• [Exercise requirements]: Search the entries for the word "this" and pull out each line that has it.

• [Stored records]:

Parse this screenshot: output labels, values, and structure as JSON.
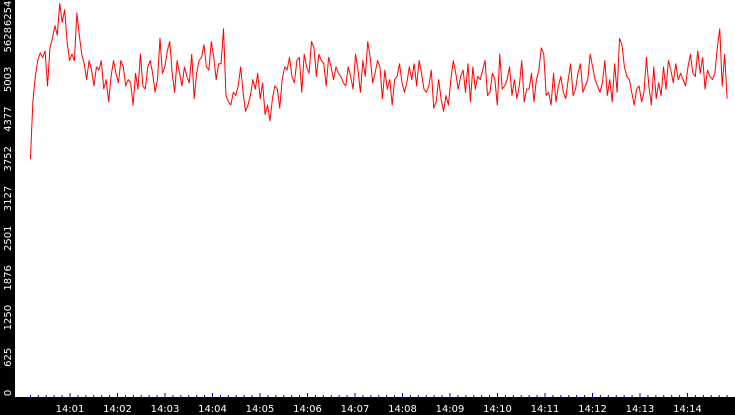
{
  "colors": {
    "background": "#ffffff",
    "axis_band": "#000000",
    "tick_label": "#ffffff",
    "series_line": "#ff0000",
    "minor_tick": "#0000cc"
  },
  "chart_data": {
    "type": "line",
    "title": "",
    "xlabel": "",
    "ylabel": "",
    "grid": false,
    "legend": "none",
    "ylim": [
      0,
      6254
    ],
    "xlim": [
      "14:00:10",
      "14:14:50"
    ],
    "y_ticks": [
      "0",
      "625",
      "1250",
      "1876",
      "2501",
      "3127",
      "3752",
      "4377",
      "5003",
      "5628",
      "6254"
    ],
    "x_ticks": [
      "14:01",
      "14:02",
      "14:03",
      "14:04",
      "14:05",
      "14:06",
      "14:07",
      "14:08",
      "14:09",
      "14:10",
      "14:11",
      "14:12",
      "14:13",
      "14:14"
    ],
    "series": [
      {
        "x_start": "14:00:10",
        "x_end": "14:14:50",
        "values": [
          3750,
          4650,
          5050,
          5300,
          5420,
          5350,
          5450,
          4900,
          5500,
          5650,
          5850,
          5700,
          6200,
          5900,
          6100,
          5600,
          5300,
          5400,
          5300,
          6050,
          5700,
          5400,
          5250,
          5000,
          5300,
          5150,
          4900,
          5200,
          5150,
          5300,
          4850,
          5000,
          4650,
          5050,
          5300,
          5100,
          4950,
          5300,
          5200,
          4900,
          5000,
          4950,
          4600,
          5100,
          4850,
          5400,
          4900,
          4850,
          5200,
          5300,
          5100,
          4800,
          5000,
          5650,
          5100,
          5200,
          5450,
          5600,
          5100,
          4800,
          5300,
          5100,
          4900,
          5200,
          5050,
          4950,
          5400,
          4700,
          5100,
          5300,
          5350,
          5550,
          5200,
          5150,
          5600,
          5350,
          5000,
          5250,
          5250,
          5800,
          4750,
          4650,
          4600,
          4800,
          4750,
          4900,
          5200,
          4800,
          4500,
          4600,
          4750,
          5000,
          4850,
          5100,
          4700,
          4950,
          4450,
          4600,
          4350,
          4700,
          4900,
          4850,
          4550,
          5000,
          5200,
          5150,
          5350,
          5050,
          4950,
          5300,
          5350,
          4800,
          5400,
          5200,
          5100,
          5600,
          5500,
          5050,
          5400,
          5300,
          5250,
          4900,
          5350,
          5200,
          5000,
          5200,
          5100,
          5050,
          4950,
          4900,
          5200,
          5050,
          4850,
          5400,
          5150,
          4800,
          5300,
          5050,
          5600,
          5350,
          4950,
          5100,
          5300,
          5200,
          4700,
          5150,
          4850,
          5000,
          4600,
          5000,
          5050,
          5250,
          4950,
          4800,
          4950,
          5200,
          5000,
          5250,
          4900,
          5300,
          5100,
          4850,
          4800,
          4900,
          5150,
          4550,
          4650,
          5000,
          4700,
          4500,
          4750,
          4600,
          5000,
          5300,
          5100,
          4850,
          5050,
          5150,
          4800,
          5250,
          4650,
          5200,
          4850,
          5050,
          5000,
          5150,
          5300,
          4750,
          4800,
          5100,
          5000,
          4600,
          5400,
          4850,
          4900,
          5000,
          5200,
          4750,
          5000,
          4700,
          4900,
          5300,
          4650,
          4850,
          4850,
          5100,
          4650,
          5000,
          5150,
          5500,
          5400,
          4750,
          4800,
          4600,
          5100,
          4650,
          4900,
          5050,
          4800,
          4700,
          5000,
          5250,
          4750,
          4850,
          5100,
          5250,
          4800,
          4900,
          5000,
          5400,
          5200,
          5000,
          4900,
          4800,
          4950,
          5300,
          4750,
          5000,
          4650,
          5250,
          4800,
          5650,
          5550,
          5200,
          5050,
          5000,
          4800,
          4600,
          4850,
          4900,
          4650,
          4800,
          5350,
          4900,
          4600,
          5200,
          4700,
          4950,
          4750,
          5200,
          4850,
          5300,
          5150,
          4950,
          5250,
          5000,
          5100,
          5000,
          4900,
          5200,
          5400,
          5100,
          5050,
          5450,
          5100,
          5350,
          4850,
          5150,
          5050,
          5000,
          5100,
          5500,
          5800,
          4900,
          5400,
          4700
        ]
      }
    ]
  }
}
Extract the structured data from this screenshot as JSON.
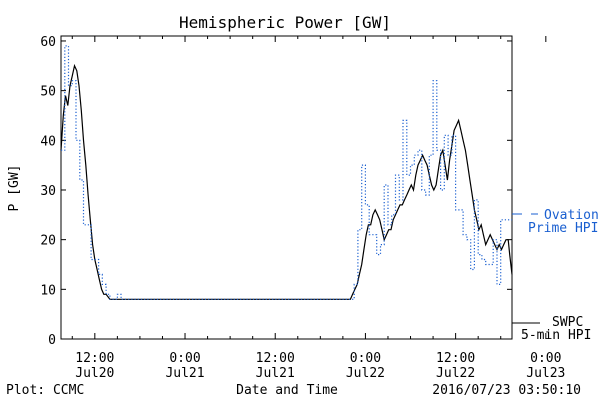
{
  "chart_data": {
    "type": "line",
    "title": "Hemispheric Power [GW]",
    "xlabel": "Date and Time",
    "ylabel": "P [GW]",
    "ylim": [
      0,
      61
    ],
    "xlim": [
      -16.5,
      43.5
    ],
    "x_unit": "hours from 2016/07/21 00:00",
    "y_ticks": [
      0,
      10,
      20,
      30,
      40,
      50,
      60
    ],
    "x_ticks": [
      {
        "x": -12,
        "time": "12:00",
        "date": "Jul20"
      },
      {
        "x": 0,
        "time": "0:00",
        "date": "Jul21"
      },
      {
        "x": 12,
        "time": "12:00",
        "date": "Jul21"
      },
      {
        "x": 24,
        "time": "0:00",
        "date": "Jul22"
      },
      {
        "x": 36,
        "time": "12:00",
        "date": "Jul22"
      },
      {
        "x": 48,
        "time": "0:00",
        "date": "Jul23"
      }
    ],
    "grid": false,
    "series": [
      {
        "name": "SWPC 5-min HPI",
        "legend_lines": [
          "SWPC",
          "5-min HPI"
        ],
        "color": "#000000",
        "style": "solid",
        "points": [
          [
            -16.5,
            38
          ],
          [
            -16.2,
            45
          ],
          [
            -15.9,
            49
          ],
          [
            -15.6,
            47
          ],
          [
            -15.3,
            51
          ],
          [
            -15.0,
            53
          ],
          [
            -14.7,
            55
          ],
          [
            -14.4,
            54
          ],
          [
            -14.1,
            51
          ],
          [
            -13.8,
            46
          ],
          [
            -13.5,
            40
          ],
          [
            -13.2,
            35
          ],
          [
            -12.9,
            29
          ],
          [
            -12.6,
            24
          ],
          [
            -12.3,
            19
          ],
          [
            -12.0,
            16
          ],
          [
            -11.7,
            14
          ],
          [
            -11.4,
            12
          ],
          [
            -11.1,
            10
          ],
          [
            -10.8,
            9
          ],
          [
            -10.5,
            9
          ],
          [
            -10.0,
            8
          ],
          [
            -9.5,
            8
          ],
          [
            5.0,
            8
          ],
          [
            22.0,
            8
          ],
          [
            22.3,
            9
          ],
          [
            22.6,
            10
          ],
          [
            22.9,
            11
          ],
          [
            23.2,
            13
          ],
          [
            23.5,
            15
          ],
          [
            23.8,
            18
          ],
          [
            24.1,
            21
          ],
          [
            24.4,
            23
          ],
          [
            24.7,
            23
          ],
          [
            25.0,
            25
          ],
          [
            25.3,
            26
          ],
          [
            25.6,
            25
          ],
          [
            25.9,
            24
          ],
          [
            26.2,
            22
          ],
          [
            26.5,
            20
          ],
          [
            26.8,
            21
          ],
          [
            27.1,
            22
          ],
          [
            27.4,
            22
          ],
          [
            27.7,
            24
          ],
          [
            28.0,
            25
          ],
          [
            28.3,
            26
          ],
          [
            28.6,
            27
          ],
          [
            28.9,
            27
          ],
          [
            29.2,
            28
          ],
          [
            29.5,
            29
          ],
          [
            29.8,
            30
          ],
          [
            30.1,
            31
          ],
          [
            30.4,
            30
          ],
          [
            30.7,
            33
          ],
          [
            31.0,
            35
          ],
          [
            31.3,
            36
          ],
          [
            31.6,
            37
          ],
          [
            31.9,
            36
          ],
          [
            32.2,
            35
          ],
          [
            32.5,
            33
          ],
          [
            32.8,
            31
          ],
          [
            33.1,
            30
          ],
          [
            33.4,
            31
          ],
          [
            33.7,
            34
          ],
          [
            34.0,
            37
          ],
          [
            34.3,
            38
          ],
          [
            34.6,
            35
          ],
          [
            34.9,
            32
          ],
          [
            35.2,
            36
          ],
          [
            35.5,
            39
          ],
          [
            35.8,
            42
          ],
          [
            36.1,
            43
          ],
          [
            36.4,
            44
          ],
          [
            36.7,
            42
          ],
          [
            37.0,
            40
          ],
          [
            37.3,
            38
          ],
          [
            37.6,
            35
          ],
          [
            37.9,
            32
          ],
          [
            38.2,
            29
          ],
          [
            38.5,
            26
          ],
          [
            38.8,
            24
          ],
          [
            39.1,
            22
          ],
          [
            39.4,
            23
          ],
          [
            39.7,
            21
          ],
          [
            40.0,
            19
          ],
          [
            40.3,
            20
          ],
          [
            40.6,
            21
          ],
          [
            40.9,
            20
          ],
          [
            41.2,
            19
          ],
          [
            41.5,
            18
          ],
          [
            41.8,
            19
          ],
          [
            42.1,
            18
          ],
          [
            42.4,
            19
          ],
          [
            42.7,
            20
          ],
          [
            43.0,
            20
          ],
          [
            43.2,
            17
          ],
          [
            43.5,
            13
          ]
        ]
      },
      {
        "name": "Ovation Prime HPI",
        "legend_lines": [
          "Ovation",
          "Prime HPI"
        ],
        "color": "#1a5fd0",
        "style": "dotted-step",
        "points": [
          [
            -16.5,
            38
          ],
          [
            -16.0,
            59
          ],
          [
            -15.5,
            51
          ],
          [
            -15.0,
            52
          ],
          [
            -14.5,
            40
          ],
          [
            -14.0,
            32
          ],
          [
            -13.5,
            23
          ],
          [
            -12.5,
            16
          ],
          [
            -11.5,
            13
          ],
          [
            -11.0,
            11
          ],
          [
            -10.5,
            9
          ],
          [
            -10.0,
            8
          ],
          [
            -9.0,
            9
          ],
          [
            -8.5,
            8
          ],
          [
            21.5,
            8
          ],
          [
            22.5,
            11
          ],
          [
            23.0,
            22
          ],
          [
            23.5,
            35
          ],
          [
            24.0,
            27
          ],
          [
            24.5,
            21
          ],
          [
            25.5,
            17
          ],
          [
            26.0,
            19
          ],
          [
            26.5,
            31
          ],
          [
            27.0,
            23
          ],
          [
            27.5,
            25
          ],
          [
            28.0,
            33
          ],
          [
            28.5,
            28
          ],
          [
            29.0,
            44
          ],
          [
            29.5,
            33
          ],
          [
            30.0,
            35
          ],
          [
            30.5,
            37
          ],
          [
            31.0,
            38
          ],
          [
            31.5,
            30
          ],
          [
            32.0,
            29
          ],
          [
            32.5,
            37
          ],
          [
            33.0,
            52
          ],
          [
            33.5,
            38
          ],
          [
            34.0,
            30
          ],
          [
            34.5,
            41
          ],
          [
            35.0,
            37
          ],
          [
            35.5,
            41
          ],
          [
            36.0,
            26
          ],
          [
            37.0,
            21
          ],
          [
            37.5,
            20
          ],
          [
            38.0,
            14
          ],
          [
            38.5,
            28
          ],
          [
            39.0,
            17
          ],
          [
            39.5,
            16
          ],
          [
            40.0,
            15
          ],
          [
            40.5,
            15
          ],
          [
            41.0,
            20
          ],
          [
            41.5,
            11
          ],
          [
            42.0,
            24
          ],
          [
            43.5,
            24
          ]
        ]
      }
    ],
    "footer": {
      "left": "Plot: CCMC",
      "right": "2016/07/23 03:50:10"
    }
  }
}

• [Written answer]:
Parse this screenshot: output labels, values, and structure as JSON.
Extract the structured data from this screenshot as JSON.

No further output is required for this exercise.